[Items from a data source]
____

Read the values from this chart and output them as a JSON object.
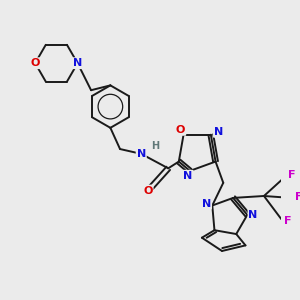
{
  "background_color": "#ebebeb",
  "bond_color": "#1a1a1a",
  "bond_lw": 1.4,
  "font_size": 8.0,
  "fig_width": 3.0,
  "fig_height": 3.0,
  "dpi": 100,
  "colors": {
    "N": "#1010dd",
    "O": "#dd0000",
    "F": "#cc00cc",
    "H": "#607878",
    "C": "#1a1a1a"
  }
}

____

## REQUIREMENTS
Write the listing out a second time exactly, dropping all images.

## OUTPUT
Read the values from this chart and output them as a JSON object.
{
  "background_color": "#ebebeb",
  "bond_color": "#1a1a1a",
  "bond_lw": 1.4,
  "font_size": 8.0,
  "fig_width": 3.0,
  "fig_height": 3.0,
  "dpi": 100,
  "colors": {
    "N": "#1010dd",
    "O": "#dd0000",
    "F": "#cc00cc",
    "H": "#607878",
    "C": "#1a1a1a"
  }
}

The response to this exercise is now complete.